■ TEXTE FOURNI
╭──

Participer malgré tout : analyse de séances de sensibilisation aux parenting skills pour des femmes réfugiées
RETOUR SUR LA CONFERENCE DU 15 OCTOBRE 2025
Par Laurent Filliettaz, Equipe Interaction & Formation

Pour inaugurer cette deuxième « saison » du cycle de conférence portant sur la participation en formation des adultes, le laboratoire RIFT avait le plaisir et l’honneur d’accueillir Véronique Traverso, linguiste renommée et spécialiste de l’analyse des interactions verbales en contexte pluriculturel.
Cette conférence donnait à Véronique Traverso l’occasion de revenir sur une expérience de terrain réalisée en 2018 et 2019 à Beyrouth, dans le contexte de l’accueil de femmes réfugiées, essentiellement syriennes et irakiennes, déplacées dans le cadre de conflits armés. Il s’agissait en particulier d’observer et de comprendre les pratiques de soutien psychosocial proposées à ces femmes par une association, et au moyen notamment d’ateliers d’artisanat textile. Comment ces femmes participent-elles aux activités proposées ? Comment s’engagent-elles dans les situations d’accompagnement ? Comment sont-elles catégorisées à travers les formats de participation prévus pour elle ?

╰──

■ OBJECTIF
Reproduisez tel quel le passage du compte rendu de la conférence de Véronique Traverso compris entre « Cette conférence donnait » et « pour elle ? », bornes incluses.

Items bruts
╭──

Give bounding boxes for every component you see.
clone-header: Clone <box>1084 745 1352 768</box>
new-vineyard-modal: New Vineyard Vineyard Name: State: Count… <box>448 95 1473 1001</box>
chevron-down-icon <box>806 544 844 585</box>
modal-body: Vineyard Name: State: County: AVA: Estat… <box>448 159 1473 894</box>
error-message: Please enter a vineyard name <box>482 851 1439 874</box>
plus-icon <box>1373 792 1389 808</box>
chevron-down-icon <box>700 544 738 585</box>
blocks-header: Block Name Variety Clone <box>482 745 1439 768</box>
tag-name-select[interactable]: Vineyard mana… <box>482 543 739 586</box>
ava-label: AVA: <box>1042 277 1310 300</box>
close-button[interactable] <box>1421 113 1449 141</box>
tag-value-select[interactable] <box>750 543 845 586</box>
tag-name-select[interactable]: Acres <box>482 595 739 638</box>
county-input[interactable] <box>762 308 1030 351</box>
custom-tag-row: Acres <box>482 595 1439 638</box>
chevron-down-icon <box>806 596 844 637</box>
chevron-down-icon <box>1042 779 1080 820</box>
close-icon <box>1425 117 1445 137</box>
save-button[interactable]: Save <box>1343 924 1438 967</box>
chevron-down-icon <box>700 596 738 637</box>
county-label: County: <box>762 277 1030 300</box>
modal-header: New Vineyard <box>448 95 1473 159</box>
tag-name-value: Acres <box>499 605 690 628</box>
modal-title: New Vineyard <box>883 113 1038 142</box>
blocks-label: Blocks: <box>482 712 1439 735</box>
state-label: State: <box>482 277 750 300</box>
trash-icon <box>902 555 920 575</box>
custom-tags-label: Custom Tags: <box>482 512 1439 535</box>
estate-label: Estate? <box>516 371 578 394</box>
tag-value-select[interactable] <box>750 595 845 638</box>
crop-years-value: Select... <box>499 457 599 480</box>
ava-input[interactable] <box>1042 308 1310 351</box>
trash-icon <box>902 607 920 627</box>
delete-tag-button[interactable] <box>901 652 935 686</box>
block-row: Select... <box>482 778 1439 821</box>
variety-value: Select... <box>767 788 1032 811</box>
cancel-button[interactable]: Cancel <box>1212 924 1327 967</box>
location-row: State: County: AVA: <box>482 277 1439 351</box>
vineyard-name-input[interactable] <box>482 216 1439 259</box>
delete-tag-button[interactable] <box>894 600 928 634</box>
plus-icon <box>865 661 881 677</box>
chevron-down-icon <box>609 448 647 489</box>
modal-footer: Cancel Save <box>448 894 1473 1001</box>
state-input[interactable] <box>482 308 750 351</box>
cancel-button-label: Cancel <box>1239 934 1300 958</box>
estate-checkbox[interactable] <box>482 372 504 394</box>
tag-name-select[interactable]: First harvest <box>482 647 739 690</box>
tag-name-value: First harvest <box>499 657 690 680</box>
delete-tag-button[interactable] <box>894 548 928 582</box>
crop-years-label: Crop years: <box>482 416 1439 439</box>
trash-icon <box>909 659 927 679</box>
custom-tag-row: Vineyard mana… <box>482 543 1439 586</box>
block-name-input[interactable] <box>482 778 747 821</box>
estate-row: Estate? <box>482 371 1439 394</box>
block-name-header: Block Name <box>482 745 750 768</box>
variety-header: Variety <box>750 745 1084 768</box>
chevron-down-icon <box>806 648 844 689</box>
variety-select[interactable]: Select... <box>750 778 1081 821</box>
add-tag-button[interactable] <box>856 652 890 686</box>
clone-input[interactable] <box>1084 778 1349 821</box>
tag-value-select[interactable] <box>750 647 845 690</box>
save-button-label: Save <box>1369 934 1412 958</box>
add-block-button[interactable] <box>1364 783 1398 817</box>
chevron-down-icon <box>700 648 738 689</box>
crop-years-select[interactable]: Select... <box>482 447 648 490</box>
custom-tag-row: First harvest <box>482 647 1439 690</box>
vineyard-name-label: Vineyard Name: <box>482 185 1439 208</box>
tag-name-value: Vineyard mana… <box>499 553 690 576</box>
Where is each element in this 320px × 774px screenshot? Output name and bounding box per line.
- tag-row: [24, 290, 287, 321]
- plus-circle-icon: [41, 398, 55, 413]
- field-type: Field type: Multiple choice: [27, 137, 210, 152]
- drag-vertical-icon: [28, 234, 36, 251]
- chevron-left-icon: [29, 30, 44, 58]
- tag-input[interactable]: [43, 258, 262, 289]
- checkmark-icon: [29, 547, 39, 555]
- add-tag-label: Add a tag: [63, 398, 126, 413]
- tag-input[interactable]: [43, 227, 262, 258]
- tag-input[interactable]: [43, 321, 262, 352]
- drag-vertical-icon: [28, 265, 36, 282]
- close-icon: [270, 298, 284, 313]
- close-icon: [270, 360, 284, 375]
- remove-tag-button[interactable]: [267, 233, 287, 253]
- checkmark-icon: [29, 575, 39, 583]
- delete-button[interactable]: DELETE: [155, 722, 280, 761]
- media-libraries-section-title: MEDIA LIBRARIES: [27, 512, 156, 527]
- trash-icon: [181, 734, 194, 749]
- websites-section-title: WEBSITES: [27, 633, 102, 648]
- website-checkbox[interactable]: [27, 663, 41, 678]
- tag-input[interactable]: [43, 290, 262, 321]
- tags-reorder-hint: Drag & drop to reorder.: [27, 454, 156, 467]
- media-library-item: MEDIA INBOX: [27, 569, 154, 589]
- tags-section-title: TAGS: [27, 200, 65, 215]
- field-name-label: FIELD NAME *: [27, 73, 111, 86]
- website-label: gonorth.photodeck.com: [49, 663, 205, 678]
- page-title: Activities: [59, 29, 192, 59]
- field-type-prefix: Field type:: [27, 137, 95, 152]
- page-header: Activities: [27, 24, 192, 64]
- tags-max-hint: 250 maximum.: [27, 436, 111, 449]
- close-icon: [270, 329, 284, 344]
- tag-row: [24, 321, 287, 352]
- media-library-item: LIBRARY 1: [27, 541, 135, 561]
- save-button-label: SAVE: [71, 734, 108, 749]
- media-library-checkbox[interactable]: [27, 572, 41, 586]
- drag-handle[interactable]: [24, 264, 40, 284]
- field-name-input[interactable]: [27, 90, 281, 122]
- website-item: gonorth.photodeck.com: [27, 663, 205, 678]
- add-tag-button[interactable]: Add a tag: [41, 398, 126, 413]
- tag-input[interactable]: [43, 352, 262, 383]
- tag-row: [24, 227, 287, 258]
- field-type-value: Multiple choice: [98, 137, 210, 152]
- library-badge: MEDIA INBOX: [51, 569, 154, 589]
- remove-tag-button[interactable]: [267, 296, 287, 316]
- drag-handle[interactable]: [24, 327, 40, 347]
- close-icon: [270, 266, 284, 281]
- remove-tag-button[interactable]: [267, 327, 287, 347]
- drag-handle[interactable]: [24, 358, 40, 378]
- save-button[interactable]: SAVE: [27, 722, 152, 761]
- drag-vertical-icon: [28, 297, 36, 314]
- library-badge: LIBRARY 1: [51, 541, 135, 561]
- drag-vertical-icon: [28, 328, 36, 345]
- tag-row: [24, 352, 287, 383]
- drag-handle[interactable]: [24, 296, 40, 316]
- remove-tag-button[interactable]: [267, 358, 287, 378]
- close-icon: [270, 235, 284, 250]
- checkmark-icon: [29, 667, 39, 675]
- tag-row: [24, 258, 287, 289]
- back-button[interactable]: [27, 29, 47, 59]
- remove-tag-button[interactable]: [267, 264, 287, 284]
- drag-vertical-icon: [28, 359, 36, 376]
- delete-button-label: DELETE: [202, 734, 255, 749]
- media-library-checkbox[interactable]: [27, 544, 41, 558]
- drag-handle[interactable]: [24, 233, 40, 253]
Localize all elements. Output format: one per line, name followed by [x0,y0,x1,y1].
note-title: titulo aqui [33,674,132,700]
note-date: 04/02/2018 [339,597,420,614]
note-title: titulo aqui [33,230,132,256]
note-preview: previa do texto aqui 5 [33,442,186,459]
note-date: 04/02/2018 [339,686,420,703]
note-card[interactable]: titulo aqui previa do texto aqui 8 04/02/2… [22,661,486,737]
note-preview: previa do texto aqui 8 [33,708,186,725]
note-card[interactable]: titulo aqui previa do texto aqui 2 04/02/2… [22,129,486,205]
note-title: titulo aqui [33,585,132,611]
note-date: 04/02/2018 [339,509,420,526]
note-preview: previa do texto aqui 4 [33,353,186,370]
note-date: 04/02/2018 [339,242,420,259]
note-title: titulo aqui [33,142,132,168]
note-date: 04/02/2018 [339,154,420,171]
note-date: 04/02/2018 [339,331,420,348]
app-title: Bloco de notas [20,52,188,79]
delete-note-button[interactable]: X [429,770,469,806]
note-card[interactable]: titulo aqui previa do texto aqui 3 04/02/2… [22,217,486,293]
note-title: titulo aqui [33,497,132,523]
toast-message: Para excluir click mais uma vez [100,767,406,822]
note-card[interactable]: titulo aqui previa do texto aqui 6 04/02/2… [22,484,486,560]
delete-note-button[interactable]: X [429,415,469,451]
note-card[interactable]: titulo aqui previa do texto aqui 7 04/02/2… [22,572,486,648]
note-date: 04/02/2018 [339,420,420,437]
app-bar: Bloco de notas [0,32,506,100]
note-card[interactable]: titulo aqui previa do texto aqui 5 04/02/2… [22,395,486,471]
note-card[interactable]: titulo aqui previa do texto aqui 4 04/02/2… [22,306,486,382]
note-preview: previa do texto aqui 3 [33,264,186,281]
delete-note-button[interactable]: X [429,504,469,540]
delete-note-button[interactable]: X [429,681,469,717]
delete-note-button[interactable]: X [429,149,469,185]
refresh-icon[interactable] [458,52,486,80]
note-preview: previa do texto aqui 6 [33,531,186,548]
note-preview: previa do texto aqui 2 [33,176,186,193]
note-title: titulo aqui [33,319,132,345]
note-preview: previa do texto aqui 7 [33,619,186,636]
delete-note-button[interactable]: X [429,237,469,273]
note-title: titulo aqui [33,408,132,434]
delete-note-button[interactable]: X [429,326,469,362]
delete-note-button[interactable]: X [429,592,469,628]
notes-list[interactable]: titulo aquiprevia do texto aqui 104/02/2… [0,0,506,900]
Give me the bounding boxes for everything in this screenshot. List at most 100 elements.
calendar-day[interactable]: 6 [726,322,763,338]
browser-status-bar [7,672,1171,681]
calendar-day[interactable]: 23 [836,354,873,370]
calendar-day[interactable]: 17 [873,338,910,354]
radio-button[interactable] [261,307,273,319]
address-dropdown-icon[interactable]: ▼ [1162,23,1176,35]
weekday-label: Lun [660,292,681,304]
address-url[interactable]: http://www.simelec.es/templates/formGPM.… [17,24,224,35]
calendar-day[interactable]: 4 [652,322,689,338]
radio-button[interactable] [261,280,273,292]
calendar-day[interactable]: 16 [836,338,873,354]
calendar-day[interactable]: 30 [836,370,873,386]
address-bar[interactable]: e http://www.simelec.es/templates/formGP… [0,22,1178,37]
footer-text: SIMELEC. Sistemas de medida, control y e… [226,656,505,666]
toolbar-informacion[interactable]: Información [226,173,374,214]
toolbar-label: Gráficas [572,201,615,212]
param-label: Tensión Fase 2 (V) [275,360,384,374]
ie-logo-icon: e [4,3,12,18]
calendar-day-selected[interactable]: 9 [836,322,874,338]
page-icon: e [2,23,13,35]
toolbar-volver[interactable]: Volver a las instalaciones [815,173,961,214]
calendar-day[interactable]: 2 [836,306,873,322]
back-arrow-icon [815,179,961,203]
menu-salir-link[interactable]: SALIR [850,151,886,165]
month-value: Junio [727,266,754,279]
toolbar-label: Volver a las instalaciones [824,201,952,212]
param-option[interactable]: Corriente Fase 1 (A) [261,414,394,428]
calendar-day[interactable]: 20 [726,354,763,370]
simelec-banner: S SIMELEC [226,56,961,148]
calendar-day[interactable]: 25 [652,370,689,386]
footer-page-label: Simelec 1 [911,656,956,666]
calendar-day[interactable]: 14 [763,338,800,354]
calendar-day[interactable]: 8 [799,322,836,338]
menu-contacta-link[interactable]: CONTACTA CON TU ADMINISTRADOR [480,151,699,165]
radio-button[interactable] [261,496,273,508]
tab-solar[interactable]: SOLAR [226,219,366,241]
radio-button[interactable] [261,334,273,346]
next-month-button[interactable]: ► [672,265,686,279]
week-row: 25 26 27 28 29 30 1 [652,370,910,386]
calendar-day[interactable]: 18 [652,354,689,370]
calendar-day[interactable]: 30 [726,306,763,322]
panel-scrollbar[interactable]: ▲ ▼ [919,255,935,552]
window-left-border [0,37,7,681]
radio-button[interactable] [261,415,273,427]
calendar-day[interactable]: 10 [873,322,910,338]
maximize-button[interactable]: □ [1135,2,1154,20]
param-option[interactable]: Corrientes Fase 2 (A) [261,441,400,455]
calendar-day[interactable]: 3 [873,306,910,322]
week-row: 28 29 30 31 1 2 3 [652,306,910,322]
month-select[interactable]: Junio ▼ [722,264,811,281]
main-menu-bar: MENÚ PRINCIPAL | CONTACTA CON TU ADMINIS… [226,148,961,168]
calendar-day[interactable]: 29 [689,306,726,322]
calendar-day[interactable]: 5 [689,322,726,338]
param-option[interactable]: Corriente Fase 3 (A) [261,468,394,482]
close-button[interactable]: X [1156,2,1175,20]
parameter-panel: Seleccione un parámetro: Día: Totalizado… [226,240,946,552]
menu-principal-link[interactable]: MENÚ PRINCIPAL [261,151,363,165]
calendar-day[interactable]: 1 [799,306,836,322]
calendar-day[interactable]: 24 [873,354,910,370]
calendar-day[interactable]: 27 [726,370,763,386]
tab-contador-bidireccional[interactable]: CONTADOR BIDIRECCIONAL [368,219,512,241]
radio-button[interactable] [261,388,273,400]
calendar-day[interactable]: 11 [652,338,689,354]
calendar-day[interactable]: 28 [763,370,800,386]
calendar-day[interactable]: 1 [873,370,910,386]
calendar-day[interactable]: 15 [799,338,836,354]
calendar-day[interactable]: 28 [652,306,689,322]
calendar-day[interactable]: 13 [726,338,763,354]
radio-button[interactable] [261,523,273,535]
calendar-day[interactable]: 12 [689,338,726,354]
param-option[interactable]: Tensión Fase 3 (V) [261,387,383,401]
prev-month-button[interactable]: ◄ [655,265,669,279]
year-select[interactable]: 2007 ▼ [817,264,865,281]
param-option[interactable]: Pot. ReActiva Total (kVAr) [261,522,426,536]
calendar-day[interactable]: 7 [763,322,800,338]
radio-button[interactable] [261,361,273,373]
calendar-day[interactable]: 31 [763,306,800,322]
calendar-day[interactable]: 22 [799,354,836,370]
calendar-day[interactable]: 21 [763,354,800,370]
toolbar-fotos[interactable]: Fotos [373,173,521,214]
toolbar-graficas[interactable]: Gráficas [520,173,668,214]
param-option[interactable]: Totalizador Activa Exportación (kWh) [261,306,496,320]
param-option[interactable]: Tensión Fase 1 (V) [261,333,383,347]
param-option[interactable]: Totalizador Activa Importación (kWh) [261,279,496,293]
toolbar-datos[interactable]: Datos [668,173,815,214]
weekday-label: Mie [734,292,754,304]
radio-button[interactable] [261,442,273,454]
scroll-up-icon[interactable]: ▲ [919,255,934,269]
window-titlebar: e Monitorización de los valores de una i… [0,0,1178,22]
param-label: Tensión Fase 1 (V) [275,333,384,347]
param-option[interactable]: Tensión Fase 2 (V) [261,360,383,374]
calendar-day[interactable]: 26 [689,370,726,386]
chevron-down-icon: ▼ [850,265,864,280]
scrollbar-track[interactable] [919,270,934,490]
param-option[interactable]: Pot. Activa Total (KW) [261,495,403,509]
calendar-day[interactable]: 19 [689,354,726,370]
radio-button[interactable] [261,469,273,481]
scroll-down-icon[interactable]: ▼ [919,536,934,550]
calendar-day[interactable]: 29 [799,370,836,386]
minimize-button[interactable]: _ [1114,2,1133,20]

╰──

■ RÉPONSE FINALE
Cette conférence donnait à Véronique Traverso l’occasion de revenir sur une expérience de terrain réalisée en 2018 et 2019 à Beyrouth, dans le contexte de l’accueil de femmes réfugiées, essentiellement syriennes et irakiennes, déplacées dans le cadre de conflits armés. Il s’agissait en particulier d’observer et de comprendre les pratiques de soutien psychosocial proposées à ces femmes par une association, et au moyen notamment d’ateliers d’artisanat textile. Comment ces femmes participent-elles aux activités proposées ? Comment s’engagent-elles dans les situations d’accompagnement ? Comment sont-elles catégorisées à travers les formats de participation prévus pour elle ?